Output every entry exactly as written.

___ EXERCISE INPUT

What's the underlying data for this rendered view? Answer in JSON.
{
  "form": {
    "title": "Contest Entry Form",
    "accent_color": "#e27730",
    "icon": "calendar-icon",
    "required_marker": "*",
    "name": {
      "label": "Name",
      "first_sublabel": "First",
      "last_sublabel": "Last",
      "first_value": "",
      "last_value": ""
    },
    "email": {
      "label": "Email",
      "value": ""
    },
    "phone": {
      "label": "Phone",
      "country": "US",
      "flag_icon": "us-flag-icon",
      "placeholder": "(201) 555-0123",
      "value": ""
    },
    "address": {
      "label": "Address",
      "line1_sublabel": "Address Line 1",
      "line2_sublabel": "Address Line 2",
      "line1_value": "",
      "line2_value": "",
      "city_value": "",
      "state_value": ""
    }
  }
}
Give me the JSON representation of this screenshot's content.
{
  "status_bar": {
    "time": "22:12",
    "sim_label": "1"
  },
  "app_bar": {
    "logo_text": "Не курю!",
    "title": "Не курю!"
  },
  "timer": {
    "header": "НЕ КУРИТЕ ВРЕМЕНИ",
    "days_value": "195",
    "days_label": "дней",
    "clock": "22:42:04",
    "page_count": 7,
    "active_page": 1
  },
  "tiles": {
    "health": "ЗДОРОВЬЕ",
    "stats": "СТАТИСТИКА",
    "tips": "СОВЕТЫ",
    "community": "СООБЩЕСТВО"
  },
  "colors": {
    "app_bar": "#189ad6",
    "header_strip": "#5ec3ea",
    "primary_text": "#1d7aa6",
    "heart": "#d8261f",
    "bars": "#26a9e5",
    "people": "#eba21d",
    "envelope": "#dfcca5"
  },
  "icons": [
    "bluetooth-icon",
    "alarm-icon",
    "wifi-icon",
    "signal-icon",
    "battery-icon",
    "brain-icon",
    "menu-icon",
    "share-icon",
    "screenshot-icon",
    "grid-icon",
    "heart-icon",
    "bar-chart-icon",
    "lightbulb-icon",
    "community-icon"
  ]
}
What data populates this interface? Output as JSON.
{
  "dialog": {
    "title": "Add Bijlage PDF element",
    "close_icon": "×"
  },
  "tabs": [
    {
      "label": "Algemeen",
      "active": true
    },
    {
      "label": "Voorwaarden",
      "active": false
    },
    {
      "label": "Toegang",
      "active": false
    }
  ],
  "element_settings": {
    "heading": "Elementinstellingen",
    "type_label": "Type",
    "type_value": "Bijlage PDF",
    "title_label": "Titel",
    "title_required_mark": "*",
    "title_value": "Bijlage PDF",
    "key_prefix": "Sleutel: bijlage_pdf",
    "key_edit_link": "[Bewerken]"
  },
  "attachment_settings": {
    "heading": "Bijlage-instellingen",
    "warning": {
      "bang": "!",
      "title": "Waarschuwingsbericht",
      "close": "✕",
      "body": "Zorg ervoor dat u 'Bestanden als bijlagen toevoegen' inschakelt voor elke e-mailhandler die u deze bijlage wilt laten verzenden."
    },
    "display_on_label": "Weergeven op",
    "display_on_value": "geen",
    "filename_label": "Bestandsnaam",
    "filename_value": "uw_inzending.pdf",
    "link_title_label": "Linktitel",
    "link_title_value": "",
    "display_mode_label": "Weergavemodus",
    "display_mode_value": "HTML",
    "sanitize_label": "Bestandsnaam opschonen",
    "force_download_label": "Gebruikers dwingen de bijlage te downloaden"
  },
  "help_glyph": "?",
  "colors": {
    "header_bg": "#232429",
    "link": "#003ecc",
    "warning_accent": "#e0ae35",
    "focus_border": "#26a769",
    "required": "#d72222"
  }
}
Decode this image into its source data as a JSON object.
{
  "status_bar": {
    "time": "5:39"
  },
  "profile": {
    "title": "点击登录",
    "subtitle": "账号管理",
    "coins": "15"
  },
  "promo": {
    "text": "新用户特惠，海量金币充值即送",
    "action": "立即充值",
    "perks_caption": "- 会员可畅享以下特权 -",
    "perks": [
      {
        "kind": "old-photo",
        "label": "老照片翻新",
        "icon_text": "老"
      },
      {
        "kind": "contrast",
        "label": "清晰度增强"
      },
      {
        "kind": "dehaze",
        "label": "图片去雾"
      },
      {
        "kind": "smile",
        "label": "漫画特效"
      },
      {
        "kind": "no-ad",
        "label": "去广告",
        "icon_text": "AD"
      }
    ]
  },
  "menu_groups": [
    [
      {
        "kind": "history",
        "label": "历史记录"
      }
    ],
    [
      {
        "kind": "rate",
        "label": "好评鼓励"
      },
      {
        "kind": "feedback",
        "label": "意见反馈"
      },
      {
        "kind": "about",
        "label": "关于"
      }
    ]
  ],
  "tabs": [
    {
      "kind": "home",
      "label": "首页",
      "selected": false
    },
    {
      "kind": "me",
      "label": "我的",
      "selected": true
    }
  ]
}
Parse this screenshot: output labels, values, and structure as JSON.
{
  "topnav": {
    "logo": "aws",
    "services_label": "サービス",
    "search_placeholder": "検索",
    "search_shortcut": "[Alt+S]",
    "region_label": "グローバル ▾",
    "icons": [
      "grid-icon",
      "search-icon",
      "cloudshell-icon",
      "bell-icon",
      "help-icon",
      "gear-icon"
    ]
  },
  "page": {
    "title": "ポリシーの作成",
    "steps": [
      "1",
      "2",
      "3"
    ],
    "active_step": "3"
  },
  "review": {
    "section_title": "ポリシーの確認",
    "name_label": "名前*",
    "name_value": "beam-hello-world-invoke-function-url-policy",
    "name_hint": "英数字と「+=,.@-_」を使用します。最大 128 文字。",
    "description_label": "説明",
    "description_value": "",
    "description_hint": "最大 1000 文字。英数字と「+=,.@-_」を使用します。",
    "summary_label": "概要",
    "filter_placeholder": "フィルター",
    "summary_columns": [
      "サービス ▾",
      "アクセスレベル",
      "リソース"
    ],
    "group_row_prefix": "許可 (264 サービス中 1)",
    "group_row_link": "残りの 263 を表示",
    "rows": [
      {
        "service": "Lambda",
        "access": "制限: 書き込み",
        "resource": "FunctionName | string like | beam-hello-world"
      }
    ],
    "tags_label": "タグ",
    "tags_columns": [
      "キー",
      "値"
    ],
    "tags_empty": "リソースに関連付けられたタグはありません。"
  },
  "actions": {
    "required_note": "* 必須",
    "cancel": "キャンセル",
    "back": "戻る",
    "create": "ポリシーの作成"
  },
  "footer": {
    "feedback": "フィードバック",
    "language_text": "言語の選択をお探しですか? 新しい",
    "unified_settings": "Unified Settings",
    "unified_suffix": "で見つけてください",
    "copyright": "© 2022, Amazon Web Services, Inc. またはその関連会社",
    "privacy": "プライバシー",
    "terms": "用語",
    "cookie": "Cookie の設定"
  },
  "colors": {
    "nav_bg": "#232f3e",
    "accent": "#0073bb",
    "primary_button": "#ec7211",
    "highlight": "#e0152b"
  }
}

______

EXPECTED ANSWER:
What's the underlying data for this rendered view? Answer in JSON.
{
  "form": {
    "title": "Contest Entry Form",
    "accent_color": "#e27730",
    "icon": "calendar-icon",
    "required_marker": "*",
    "name": {
      "label": "Name",
      "first_sublabel": "First",
      "last_sublabel": "Last",
      "first_value": "",
      "last_value": ""
    },
    "email": {
      "label": "Email",
      "value": ""
    },
    "phone": {
      "label": "Phone",
      "country": "US",
      "flag_icon": "us-flag-icon",
      "placeholder": "(201) 555-0123",
      "value": ""
    },
    "address": {
      "label": "Address",
      "line1_sublabel": "Address Line 1",
      "line2_sublabel": "Address Line 2",
      "line1_value": "",
      "line2_value": "",
      "city_value": "",
      "state_value": ""
    }
  }
}
Give me the JSON representation of this screenshot's content.
{
  "status_bar": {
    "time": "22:12",
    "sim_label": "1"
  },
  "app_bar": {
    "logo_text": "Не курю!",
    "title": "Не курю!"
  },
  "timer": {
    "header": "НЕ КУРИТЕ ВРЕМЕНИ",
    "days_value": "195",
    "days_label": "дней",
    "clock": "22:42:04",
    "page_count": 7,
    "active_page": 1
  },
  "tiles": {
    "health": "ЗДОРОВЬЕ",
    "stats": "СТАТИСТИКА",
    "tips": "СОВЕТЫ",
    "community": "СООБЩЕСТВО"
  },
  "colors": {
    "app_bar": "#189ad6",
    "header_strip": "#5ec3ea",
    "primary_text": "#1d7aa6",
    "heart": "#d8261f",
    "bars": "#26a9e5",
    "people": "#eba21d",
    "envelope": "#dfcca5"
  },
  "icons": [
    "bluetooth-icon",
    "alarm-icon",
    "wifi-icon",
    "signal-icon",
    "battery-icon",
    "brain-icon",
    "menu-icon",
    "share-icon",
    "screenshot-icon",
    "grid-icon",
    "heart-icon",
    "bar-chart-icon",
    "lightbulb-icon",
    "community-icon"
  ]
}
What data populates this interface? Output as JSON.
{
  "dialog": {
    "title": "Add Bijlage PDF element",
    "close_icon": "×"
  },
  "tabs": [
    {
      "label": "Algemeen",
      "active": true
    },
    {
      "label": "Voorwaarden",
      "active": false
    },
    {
      "label": "Toegang",
      "active": false
    }
  ],
  "element_settings": {
    "heading": "Elementinstellingen",
    "type_label": "Type",
    "type_value": "Bijlage PDF",
    "title_label": "Titel",
    "title_required_mark": "*",
    "title_value": "Bijlage PDF",
    "key_prefix": "Sleutel: bijlage_pdf",
    "key_edit_link": "[Bewerken]"
  },
  "attachment_settings": {
    "heading": "Bijlage-instellingen",
    "warning": {
      "bang": "!",
      "title": "Waarschuwingsbericht",
      "close": "✕",
      "body": "Zorg ervoor dat u 'Bestanden als bijlagen toevoegen' inschakelt voor elke e-mailhandler die u deze bijlage wilt laten verzenden."
    },
    "display_on_label": "Weergeven op",
    "display_on_value": "geen",
    "filename_label": "Bestandsnaam",
    "filename_value": "uw_inzending.pdf",
    "link_title_label": "Linktitel",
    "link_title_value": "",
    "display_mode_label": "Weergavemodus",
    "display_mode_value": "HTML",
    "sanitize_label": "Bestandsnaam opschonen",
    "force_download_label": "Gebruikers dwingen de bijlage te downloaden"
  },
  "help_glyph": "?",
  "colors": {
    "header_bg": "#232429",
    "link": "#003ecc",
    "warning_accent": "#e0ae35",
    "focus_border": "#26a769",
    "required": "#d72222"
  }
}
Decode this image into its source data as a JSON object.
{
  "status_bar": {
    "time": "5:39"
  },
  "profile": {
    "title": "点击登录",
    "subtitle": "账号管理",
    "coins": "15"
  },
  "promo": {
    "text": "新用户特惠，海量金币充值即送",
    "action": "立即充值",
    "perks_caption": "- 会员可畅享以下特权 -",
    "perks": [
      {
        "kind": "old-photo",
        "label": "老照片翻新",
        "icon_text": "老"
      },
      {
        "kind": "contrast",
        "label": "清晰度增强"
      },
      {
        "kind": "dehaze",
        "label": "图片去雾"
      },
      {
        "kind": "smile",
        "label": "漫画特效"
      },
      {
        "kind": "no-ad",
        "label": "去广告",
        "icon_text": "AD"
      }
    ]
  },
  "menu_groups": [
    [
      {
        "kind": "history",
        "label": "历史记录"
      }
    ],
    [
      {
        "kind": "rate",
        "label": "好评鼓励"
      },
      {
        "kind": "feedback",
        "label": "意见反馈"
      },
      {
        "kind": "about",
        "label": "关于"
      }
    ]
  ],
  "tabs": [
    {
      "kind": "home",
      "label": "首页",
      "selected": false
    },
    {
      "kind": "me",
      "label": "我的",
      "selected": true
    }
  ]
}
Parse this screenshot: output labels, values, and structure as JSON.
{
  "topnav": {
    "logo": "aws",
    "services_label": "サービス",
    "search_placeholder": "検索",
    "search_shortcut": "[Alt+S]",
    "region_label": "グローバル ▾",
    "icons": [
      "grid-icon",
      "search-icon",
      "cloudshell-icon",
      "bell-icon",
      "help-icon",
      "gear-icon"
    ]
  },
  "page": {
    "title": "ポリシーの作成",
    "steps": [
      "1",
      "2",
      "3"
    ],
    "active_step": "3"
  },
  "review": {
    "section_title": "ポリシーの確認",
    "name_label": "名前*",
    "name_value": "beam-hello-world-invoke-function-url-policy",
    "name_hint": "英数字と「+=,.@-_」を使用します。最大 128 文字。",
    "description_label": "説明",
    "description_value": "",
    "description_hint": "最大 1000 文字。英数字と「+=,.@-_」を使用します。",
    "summary_label": "概要",
    "filter_placeholder": "フィルター",
    "summary_columns": [
      "サービス ▾",
      "アクセスレベル",
      "リソース"
    ],
    "group_row_prefix": "許可 (264 サービス中 1)",
    "group_row_link": "残りの 263 を表示",
    "rows": [
      {
        "service": "Lambda",
        "access": "制限: 書き込み",
        "resource": "FunctionName | string like | beam-hello-world"
      }
    ],
    "tags_label": "タグ",
    "tags_columns": [
      "キー",
      "値"
    ],
    "tags_empty": "リソースに関連付けられたタグはありません。"
  },
  "actions": {
    "required_note": "* 必須",
    "cancel": "キャンセル",
    "back": "戻る",
    "create": "ポリシーの作成"
  },
  "footer": {
    "feedback": "フィードバック",
    "language_text": "言語の選択をお探しですか? 新しい",
    "unified_settings": "Unified Settings",
    "unified_suffix": "で見つけてください",
    "copyright": "© 2022, Amazon Web Services, Inc. またはその関連会社",
    "privacy": "プライバシー",
    "terms": "用語",
    "cookie": "Cookie の設定"
  },
  "colors": {
    "nav_bg": "#232f3e",
    "accent": "#0073bb",
    "primary_button": "#ec7211",
    "highlight": "#e0152b"
  }
}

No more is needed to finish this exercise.